◆ Short problem: Using the data below, gather each line that includes the word "content".
** start of Data for this task **
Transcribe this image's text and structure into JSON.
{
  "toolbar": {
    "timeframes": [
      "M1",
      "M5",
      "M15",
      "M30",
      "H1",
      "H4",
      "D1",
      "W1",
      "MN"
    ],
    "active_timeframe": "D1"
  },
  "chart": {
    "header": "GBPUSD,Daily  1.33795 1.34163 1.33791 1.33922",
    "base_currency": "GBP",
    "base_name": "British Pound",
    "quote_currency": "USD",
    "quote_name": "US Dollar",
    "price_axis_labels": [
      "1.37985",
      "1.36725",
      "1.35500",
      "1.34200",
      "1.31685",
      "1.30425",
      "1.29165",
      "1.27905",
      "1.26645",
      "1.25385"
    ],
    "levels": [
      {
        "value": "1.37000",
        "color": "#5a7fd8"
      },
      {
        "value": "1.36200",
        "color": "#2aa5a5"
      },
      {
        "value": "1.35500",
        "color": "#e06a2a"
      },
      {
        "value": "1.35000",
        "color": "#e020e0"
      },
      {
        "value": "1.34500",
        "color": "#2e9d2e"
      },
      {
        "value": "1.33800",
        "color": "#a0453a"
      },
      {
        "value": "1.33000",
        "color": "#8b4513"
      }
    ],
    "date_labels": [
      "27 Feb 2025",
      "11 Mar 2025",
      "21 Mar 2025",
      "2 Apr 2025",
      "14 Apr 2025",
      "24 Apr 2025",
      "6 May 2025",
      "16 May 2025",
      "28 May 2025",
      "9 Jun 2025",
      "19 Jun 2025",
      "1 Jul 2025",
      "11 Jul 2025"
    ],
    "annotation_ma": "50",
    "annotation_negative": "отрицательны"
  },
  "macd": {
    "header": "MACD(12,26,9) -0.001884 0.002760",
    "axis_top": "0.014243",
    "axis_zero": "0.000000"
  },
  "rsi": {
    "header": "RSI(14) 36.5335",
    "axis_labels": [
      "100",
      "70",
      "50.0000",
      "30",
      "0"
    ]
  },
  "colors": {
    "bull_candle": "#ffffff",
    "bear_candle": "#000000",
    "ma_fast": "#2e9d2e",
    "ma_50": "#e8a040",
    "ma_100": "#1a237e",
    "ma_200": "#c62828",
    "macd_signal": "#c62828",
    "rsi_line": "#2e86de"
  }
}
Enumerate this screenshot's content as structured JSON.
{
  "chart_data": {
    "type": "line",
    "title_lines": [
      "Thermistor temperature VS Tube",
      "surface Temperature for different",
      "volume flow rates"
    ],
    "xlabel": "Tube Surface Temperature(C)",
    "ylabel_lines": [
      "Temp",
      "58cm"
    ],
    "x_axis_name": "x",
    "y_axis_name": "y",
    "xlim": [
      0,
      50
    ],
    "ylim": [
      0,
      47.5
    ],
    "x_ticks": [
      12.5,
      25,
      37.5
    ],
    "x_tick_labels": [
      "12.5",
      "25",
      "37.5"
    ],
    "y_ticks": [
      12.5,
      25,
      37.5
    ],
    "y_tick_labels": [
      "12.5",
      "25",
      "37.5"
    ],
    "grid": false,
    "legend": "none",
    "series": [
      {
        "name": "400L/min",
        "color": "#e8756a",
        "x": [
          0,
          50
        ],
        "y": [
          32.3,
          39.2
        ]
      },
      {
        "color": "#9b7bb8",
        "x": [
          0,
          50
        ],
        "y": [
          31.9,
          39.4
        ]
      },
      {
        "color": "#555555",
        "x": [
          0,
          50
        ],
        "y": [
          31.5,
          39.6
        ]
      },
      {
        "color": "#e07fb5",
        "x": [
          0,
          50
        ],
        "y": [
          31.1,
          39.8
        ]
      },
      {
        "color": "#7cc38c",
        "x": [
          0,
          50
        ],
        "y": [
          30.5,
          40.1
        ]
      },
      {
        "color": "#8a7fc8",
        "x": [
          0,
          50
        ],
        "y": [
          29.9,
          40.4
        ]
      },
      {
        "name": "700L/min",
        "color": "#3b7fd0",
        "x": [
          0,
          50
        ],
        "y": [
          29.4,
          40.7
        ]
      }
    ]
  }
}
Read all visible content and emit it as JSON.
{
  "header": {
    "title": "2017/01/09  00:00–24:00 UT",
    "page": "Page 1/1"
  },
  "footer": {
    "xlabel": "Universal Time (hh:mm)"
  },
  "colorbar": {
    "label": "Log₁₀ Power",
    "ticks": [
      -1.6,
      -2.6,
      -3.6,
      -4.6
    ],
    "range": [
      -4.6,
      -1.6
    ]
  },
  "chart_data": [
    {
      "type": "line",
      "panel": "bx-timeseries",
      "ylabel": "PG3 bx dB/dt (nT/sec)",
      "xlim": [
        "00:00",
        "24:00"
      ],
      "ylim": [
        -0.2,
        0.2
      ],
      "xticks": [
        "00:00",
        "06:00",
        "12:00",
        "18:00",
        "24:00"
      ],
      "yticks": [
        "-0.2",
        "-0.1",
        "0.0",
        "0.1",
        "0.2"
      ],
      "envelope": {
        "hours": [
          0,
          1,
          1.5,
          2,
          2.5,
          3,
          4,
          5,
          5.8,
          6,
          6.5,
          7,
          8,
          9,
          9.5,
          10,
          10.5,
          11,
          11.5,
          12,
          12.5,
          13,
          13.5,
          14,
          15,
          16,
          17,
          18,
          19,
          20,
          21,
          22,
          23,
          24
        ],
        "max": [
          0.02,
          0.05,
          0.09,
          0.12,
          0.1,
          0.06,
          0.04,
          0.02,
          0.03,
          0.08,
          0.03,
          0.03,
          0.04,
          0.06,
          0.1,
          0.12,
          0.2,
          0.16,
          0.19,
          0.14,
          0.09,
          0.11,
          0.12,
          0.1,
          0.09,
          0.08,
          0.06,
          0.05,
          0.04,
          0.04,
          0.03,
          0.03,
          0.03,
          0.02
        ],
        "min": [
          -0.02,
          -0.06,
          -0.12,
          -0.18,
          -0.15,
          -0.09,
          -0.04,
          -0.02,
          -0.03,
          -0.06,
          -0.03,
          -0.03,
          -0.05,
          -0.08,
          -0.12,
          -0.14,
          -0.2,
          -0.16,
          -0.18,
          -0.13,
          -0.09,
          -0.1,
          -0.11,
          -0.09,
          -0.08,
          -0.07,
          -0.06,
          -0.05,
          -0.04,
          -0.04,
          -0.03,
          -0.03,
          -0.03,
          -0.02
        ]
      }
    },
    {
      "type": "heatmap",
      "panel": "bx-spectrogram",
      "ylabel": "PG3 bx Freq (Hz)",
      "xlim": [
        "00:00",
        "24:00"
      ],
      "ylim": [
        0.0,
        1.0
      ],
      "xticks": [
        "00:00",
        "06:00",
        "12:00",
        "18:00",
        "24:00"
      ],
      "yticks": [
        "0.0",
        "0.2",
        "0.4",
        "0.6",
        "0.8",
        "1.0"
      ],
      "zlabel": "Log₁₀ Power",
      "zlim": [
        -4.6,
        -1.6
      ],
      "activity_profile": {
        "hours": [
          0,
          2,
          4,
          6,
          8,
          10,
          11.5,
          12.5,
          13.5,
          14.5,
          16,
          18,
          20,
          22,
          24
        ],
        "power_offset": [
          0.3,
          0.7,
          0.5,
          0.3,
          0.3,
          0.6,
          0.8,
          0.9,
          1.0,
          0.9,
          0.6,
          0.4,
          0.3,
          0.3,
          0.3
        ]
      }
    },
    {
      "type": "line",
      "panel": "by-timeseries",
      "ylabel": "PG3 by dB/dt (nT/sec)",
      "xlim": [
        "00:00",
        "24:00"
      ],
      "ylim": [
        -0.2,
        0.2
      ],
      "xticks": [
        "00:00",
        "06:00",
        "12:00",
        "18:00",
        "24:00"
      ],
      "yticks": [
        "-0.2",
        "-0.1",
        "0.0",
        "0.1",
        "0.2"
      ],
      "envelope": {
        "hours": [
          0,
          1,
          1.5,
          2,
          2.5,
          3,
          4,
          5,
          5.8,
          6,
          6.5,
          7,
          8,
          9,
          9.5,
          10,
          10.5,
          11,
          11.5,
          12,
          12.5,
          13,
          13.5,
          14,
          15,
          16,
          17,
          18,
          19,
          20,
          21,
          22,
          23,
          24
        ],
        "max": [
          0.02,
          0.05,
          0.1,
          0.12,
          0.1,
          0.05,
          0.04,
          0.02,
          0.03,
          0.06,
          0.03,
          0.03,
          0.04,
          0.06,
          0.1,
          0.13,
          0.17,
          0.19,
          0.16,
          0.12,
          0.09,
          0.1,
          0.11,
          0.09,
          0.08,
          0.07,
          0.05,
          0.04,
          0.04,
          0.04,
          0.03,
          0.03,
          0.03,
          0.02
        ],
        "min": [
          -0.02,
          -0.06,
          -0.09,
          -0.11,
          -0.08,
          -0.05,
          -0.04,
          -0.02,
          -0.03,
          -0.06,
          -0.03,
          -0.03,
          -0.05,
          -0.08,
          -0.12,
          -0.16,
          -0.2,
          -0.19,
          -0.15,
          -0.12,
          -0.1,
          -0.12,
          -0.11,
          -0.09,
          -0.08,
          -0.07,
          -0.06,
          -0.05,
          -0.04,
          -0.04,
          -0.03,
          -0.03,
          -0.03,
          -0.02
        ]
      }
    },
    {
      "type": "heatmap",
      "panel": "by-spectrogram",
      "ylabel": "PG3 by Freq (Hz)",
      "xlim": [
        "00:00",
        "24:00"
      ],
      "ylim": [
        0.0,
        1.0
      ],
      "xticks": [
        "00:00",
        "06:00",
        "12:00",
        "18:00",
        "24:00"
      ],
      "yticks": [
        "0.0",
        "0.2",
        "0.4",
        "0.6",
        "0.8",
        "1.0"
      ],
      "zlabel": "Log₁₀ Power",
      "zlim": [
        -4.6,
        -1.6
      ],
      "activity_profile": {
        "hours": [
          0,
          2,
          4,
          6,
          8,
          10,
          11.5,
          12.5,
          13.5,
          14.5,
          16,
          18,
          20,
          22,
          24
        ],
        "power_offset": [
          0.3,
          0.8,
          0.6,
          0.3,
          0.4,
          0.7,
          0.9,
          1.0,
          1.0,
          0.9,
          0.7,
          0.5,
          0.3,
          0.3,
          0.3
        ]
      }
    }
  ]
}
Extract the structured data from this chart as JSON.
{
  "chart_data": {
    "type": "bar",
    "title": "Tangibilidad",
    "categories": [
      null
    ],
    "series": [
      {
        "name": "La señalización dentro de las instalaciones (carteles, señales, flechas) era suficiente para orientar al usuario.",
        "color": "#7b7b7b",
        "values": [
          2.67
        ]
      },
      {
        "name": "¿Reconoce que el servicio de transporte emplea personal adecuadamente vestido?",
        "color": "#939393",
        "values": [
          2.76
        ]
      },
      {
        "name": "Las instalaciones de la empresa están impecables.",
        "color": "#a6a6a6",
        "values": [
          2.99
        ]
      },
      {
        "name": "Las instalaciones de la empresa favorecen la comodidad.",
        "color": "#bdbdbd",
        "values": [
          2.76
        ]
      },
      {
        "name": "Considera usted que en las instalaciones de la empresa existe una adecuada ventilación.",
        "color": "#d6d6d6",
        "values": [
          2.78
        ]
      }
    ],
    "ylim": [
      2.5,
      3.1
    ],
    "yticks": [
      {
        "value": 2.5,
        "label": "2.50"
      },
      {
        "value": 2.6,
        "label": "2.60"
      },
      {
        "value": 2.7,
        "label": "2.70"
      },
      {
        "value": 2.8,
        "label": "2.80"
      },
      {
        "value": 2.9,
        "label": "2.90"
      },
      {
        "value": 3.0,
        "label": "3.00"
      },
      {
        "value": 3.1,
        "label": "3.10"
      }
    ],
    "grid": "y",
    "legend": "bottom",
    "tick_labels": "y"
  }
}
** end of Data for this task **
◆ Task answer:
Enumerate this screenshot's content as structured JSON.
Read all visible content and emit it as JSON.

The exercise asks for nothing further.